(EXERCISE): Rewrite the part of the data that opens with the line containing "59, 266, 69]" and closes with the line containing "staticText: Качество при", swapping "Toggle encoding" for "Switch encoding" and leaving everything else unchanged.

Labeled box records
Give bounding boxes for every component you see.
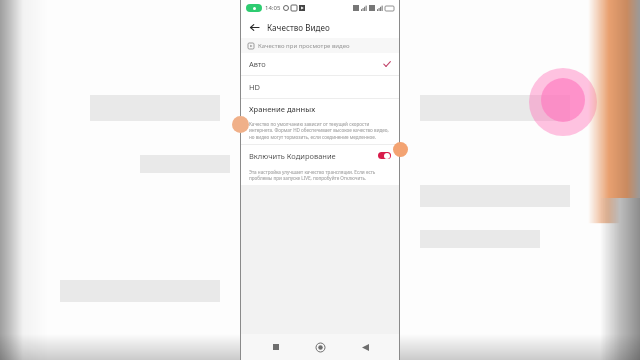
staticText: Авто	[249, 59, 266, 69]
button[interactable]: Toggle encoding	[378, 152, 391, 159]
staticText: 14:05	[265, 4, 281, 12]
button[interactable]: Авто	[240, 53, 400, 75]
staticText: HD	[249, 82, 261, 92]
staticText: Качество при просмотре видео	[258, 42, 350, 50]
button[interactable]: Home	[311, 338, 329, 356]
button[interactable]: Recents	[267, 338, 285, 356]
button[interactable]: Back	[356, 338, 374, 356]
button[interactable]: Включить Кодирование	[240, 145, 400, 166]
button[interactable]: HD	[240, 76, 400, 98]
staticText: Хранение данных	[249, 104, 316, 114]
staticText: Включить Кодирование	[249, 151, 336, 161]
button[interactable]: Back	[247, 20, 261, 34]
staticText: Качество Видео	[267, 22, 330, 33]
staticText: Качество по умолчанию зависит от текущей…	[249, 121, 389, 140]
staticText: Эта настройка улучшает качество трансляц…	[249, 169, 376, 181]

(EXERCISE SOLUTION):
staticText: Авто	[249, 59, 266, 69]
button[interactable]: Switch encoding	[378, 152, 391, 159]
staticText: 14:05	[265, 4, 281, 12]
button[interactable]: Авто	[240, 53, 400, 75]
staticText: HD	[249, 82, 261, 92]
staticText: Качество при просмотре видео	[258, 42, 350, 50]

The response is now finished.